- _Text block_:
++++++++++++++++++++
Treatment consists of

  • As much sodium and fluids the patient can tolerate
  • IV fluids. 2 liters of saline can often turn things around. Continuous IV fluids work great but usually lead to line sepsis.
  • Compression garments like waist high elastic stockings or an abdominal binder are often helpful
  • Raising the head of the bed makes patients make less urine during the night and some people think offers some “tilt training”
  • Exercise training can cause dramatic improvement. Patients do recumbent bicycle, rowing machine, swimming and leg resistance training for about 6 weeks before graduating to upright exercise.
  • Medications include
    • Beta blockers at low doses, e.g. Propranolol 10-20 mg twice per day
    • Concerta, 36-54 mg per day
    • Fludrocortisone, 0.1-0.2 mg per day
    • Ivabradine
    • Mestinon, 60-120 mg 3 times per day
    • Midodrine, 15 mg 3-4 times per day
    • Modafinal for cognitive dysfunction
    • Naltrexone, low dose
    • Vyvanse, 30-70 mg twice per day. They act as vasoconstrictors and help with fatigue, cognitive dysfunction and orthostatic intolerance

Other Treatment Options

  • IVIG. The current thinking is that POTS is antibody related. 20% have an identifiable autoimmune disorder. Several kinds of autonomic receptor antibodies have been identified although testing is not generally of clinical value. Half the patients have small fiber neuropathy on skin biopsy. A randomized trial of intravenous immunoglobulin is ongoing in Dallas. Patients can take IVIg 5 hours a day, 5 days a week, every 4 weeks. It’s useful but unwieldy.
  • Cranial osteopathic manipulation. A significant proportion of POTS may be caused by biomechanical problems, mostly injury. Osteopaths find the problem with their hands and have techniques to release the tissues. Exactly how it works is a mystery. About 40-45% of adults have a moderate response with occasional “miracles.” Children respond much better. If it hasn’t worked in 5- 6 visits, it won’t work. There is no morbidity from the treatment. Practitioners can be found at www.cranialacademy.org. Choose an osteopathic physician with at least 80% of their practice that is cranial.
++++++++++++++++++++
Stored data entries
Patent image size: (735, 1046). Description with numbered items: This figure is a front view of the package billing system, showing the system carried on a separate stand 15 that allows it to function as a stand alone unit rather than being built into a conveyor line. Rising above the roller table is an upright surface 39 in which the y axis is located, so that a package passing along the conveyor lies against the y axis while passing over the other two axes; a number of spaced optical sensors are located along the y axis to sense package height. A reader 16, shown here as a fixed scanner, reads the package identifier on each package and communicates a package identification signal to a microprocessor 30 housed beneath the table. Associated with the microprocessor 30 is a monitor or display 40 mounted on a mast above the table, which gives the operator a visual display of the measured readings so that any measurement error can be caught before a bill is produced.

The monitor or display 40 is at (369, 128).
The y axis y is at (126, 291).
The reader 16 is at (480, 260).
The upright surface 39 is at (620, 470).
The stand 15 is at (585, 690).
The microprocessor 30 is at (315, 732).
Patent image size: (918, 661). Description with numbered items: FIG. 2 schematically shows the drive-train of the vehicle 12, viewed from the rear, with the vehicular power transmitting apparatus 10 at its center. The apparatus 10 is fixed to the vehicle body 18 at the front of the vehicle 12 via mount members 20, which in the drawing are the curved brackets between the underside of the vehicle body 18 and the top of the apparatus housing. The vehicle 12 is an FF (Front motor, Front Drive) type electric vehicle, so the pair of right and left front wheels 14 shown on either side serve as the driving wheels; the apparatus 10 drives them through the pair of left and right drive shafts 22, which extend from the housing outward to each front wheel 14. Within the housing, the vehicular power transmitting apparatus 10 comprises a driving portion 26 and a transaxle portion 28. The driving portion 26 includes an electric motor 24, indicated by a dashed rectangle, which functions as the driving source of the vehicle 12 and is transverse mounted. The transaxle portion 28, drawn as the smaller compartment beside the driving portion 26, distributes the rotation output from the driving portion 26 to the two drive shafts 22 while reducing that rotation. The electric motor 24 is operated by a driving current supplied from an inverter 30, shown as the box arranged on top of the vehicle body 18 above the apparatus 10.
++++++++++++++++++++
- _Required actions_:
1) In the text on POTS treatment, what share of adults have a moderate response to cranial osteopathic manipulation?
2) Retype the text on POTS treatment without any changes, everything from "Treatment consists of" down to "to line sepsis.".
3) Write what comes next in the text on POTS treatment, continuing on from its final sentence.
The entries play no part in this work.

- _Outputs by task_:
1) About 40-45% of adults.

2)
Treatment consists of

  • As much sodium and fluids the patient can tolerate
  • IV fluids. 2 liters of saline can often turn things around. Continuous IV fluids work great but usually lead to line sepsis.

3)
  • Somatosensory therapy. This therapy is done primarily by chiropractic neurologists and is referred to as functional neurology. Dr. Kevin Lasko believes POTS is caused by abnormal sensory processing and treats it primarily with cranial nerve stimulation.
  • Surgery. If the patient has EDS and is floundering with treatment, they may have Chiari I, tethered cord and/or craniocervical instability from ligamentous laxity in their neck causing a retroflexed odontoid process. Neurosurgeons Fraser Henderson in Chevy Chase, Maryland and Paolo Bolognese in Garden City, NY are the most expert in treatment of these conditions. Craniocervical instability is relatively unknown the POTS community, yet the vast majority of these patients have POTS.

Sometimes no matter what you do the patient will do poorly. It’s the main reason physicians shy away from POTS patients, the feeling of futility.  However, these patients deserve our attention and care as we work to improve their overall quality of life.